▸ **Given problem**
Repeat exactly the lines below from the line that contains "Convert this screenshot" to the last line, inclusive, without the pictures.

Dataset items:
※

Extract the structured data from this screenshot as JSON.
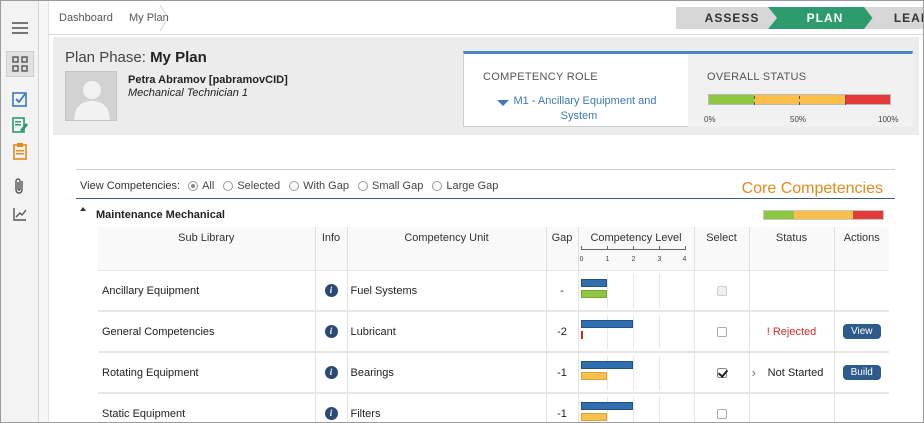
{
  "breadcrumb": {
    "items": [
      "Dashboard",
      "My Plan"
    ]
  },
  "steps": [
    {
      "label": "ASSESS",
      "active": false
    },
    {
      "label": "PLAN",
      "active": true
    },
    {
      "label": "LEARN",
      "active": false
    }
  ],
  "header": {
    "phase_label": "Plan Phase:",
    "phase_name": "My Plan",
    "user_name": "Petra Abramov [pabramovCID]",
    "user_title": "Mechanical Technician 1",
    "role_label": "COMPETENCY ROLE",
    "role_value": "M1 - Ancillary Equipment and System",
    "status_label": "OVERALL STATUS",
    "status_segments": [
      {
        "fraction": 0.25,
        "color": "#8dc63f"
      },
      {
        "fraction": 0.5,
        "color": "#fbc04a"
      },
      {
        "fraction": 0.25,
        "color": "#e53a3a"
      }
    ],
    "status_scale": [
      "0%",
      "50%",
      "100%"
    ]
  },
  "filters": {
    "label": "View Competencies:",
    "options": [
      "All",
      "Selected",
      "With Gap",
      "Small Gap",
      "Large Gap"
    ],
    "selected": "All"
  },
  "core_title": "Core Competencies",
  "section": {
    "title": "Maintenance Mechanical",
    "status_segments": [
      {
        "fraction": 0.25,
        "color": "#8dc63f"
      },
      {
        "fraction": 0.5,
        "color": "#fbc04a"
      },
      {
        "fraction": 0.25,
        "color": "#e53a3a"
      }
    ]
  },
  "table": {
    "headers": {
      "sub_library": "Sub Library",
      "info": "Info",
      "unit": "Competency Unit",
      "gap": "Gap",
      "level": "Competency Level",
      "select": "Select",
      "status": "Status",
      "actions": "Actions"
    },
    "level_scale": [
      "0",
      "1",
      "2",
      "3",
      "4"
    ],
    "rows": [
      {
        "sub_library": "Ancillary Equipment",
        "unit": "Fuel Systems",
        "gap": "-",
        "current_level": 1,
        "required_level": 1,
        "required_color": "#8dc63f",
        "select": "disabled",
        "status": "",
        "action": ""
      },
      {
        "sub_library": "General Competencies",
        "unit": "Lubricant",
        "gap": "-2",
        "current_level": 2,
        "required_level": 0,
        "required_color": "#e53a3a",
        "select": "unchecked",
        "status": "! Rejected",
        "action": "View"
      },
      {
        "sub_library": "Rotating Equipment",
        "unit": "Bearings",
        "gap": "-1",
        "current_level": 2,
        "required_level": 1,
        "required_color": "#fbc04a",
        "select": "checked",
        "status": "Not Started",
        "action": "Build"
      },
      {
        "sub_library": "Static Equipment",
        "unit": "Filters",
        "gap": "-1",
        "current_level": 2,
        "required_level": 1,
        "required_color": "#fbc04a",
        "select": "unchecked",
        "status": "",
        "action": ""
      }
    ]
  }
}
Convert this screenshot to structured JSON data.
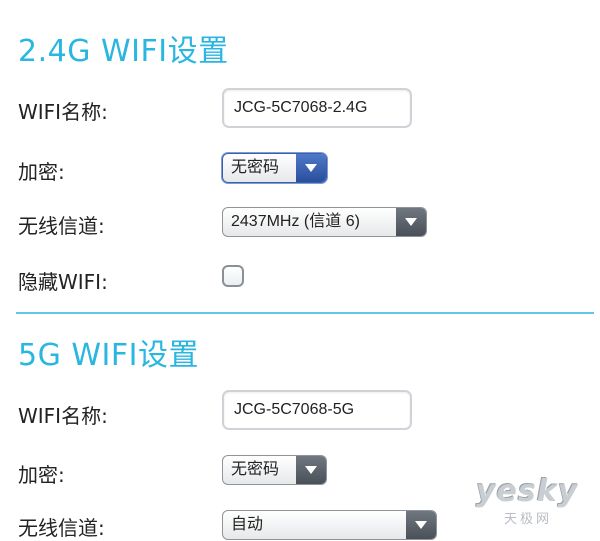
{
  "section_24g": {
    "title": "2.4G WIFI设置",
    "ssid_label": "WIFI名称:",
    "ssid_value": "JCG-5C7068-2.4G",
    "encryption_label": "加密:",
    "encryption_value": "无密码",
    "channel_label": "无线信道:",
    "channel_value": "2437MHz (信道 6)",
    "hide_label": "隐藏WIFI:",
    "hide_checked": false
  },
  "section_5g": {
    "title": "5G WIFI设置",
    "ssid_label": "WIFI名称:",
    "ssid_value": "JCG-5C7068-5G",
    "encryption_label": "加密:",
    "encryption_value": "无密码",
    "channel_label": "无线信道:",
    "channel_value": "自动"
  },
  "watermark": {
    "logo": "yesky",
    "sub": "天极网"
  },
  "colors": {
    "title": "#29b6e0",
    "divider": "#5cc8ea",
    "active_select": "#3b5fa8"
  }
}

※

▸ **The result**
Convert this screenshot to structured JSON data.
{
  "section_24g": {
    "title": "2.4G WIFI设置",
    "ssid_label": "WIFI名称:",
    "ssid_value": "JCG-5C7068-2.4G",
    "encryption_label": "加密:",
    "encryption_value": "无密码",
    "channel_label": "无线信道:",
    "channel_value": "2437MHz (信道 6)",
    "hide_label": "隐藏WIFI:",
    "hide_checked": false
  },
  "section_5g": {
    "title": "5G WIFI设置",
    "ssid_label": "WIFI名称:",
    "ssid_value": "JCG-5C7068-5G",
    "encryption_label": "加密:",
    "encryption_value": "无密码",
    "channel_label": "无线信道:",
    "channel_value": "自动"
  },
  "watermark": {
    "logo": "yesky",
    "sub": "天极网"
  },
  "colors": {
    "title": "#29b6e0",
    "divider": "#5cc8ea",
    "active_select": "#3b5fa8"
  }
}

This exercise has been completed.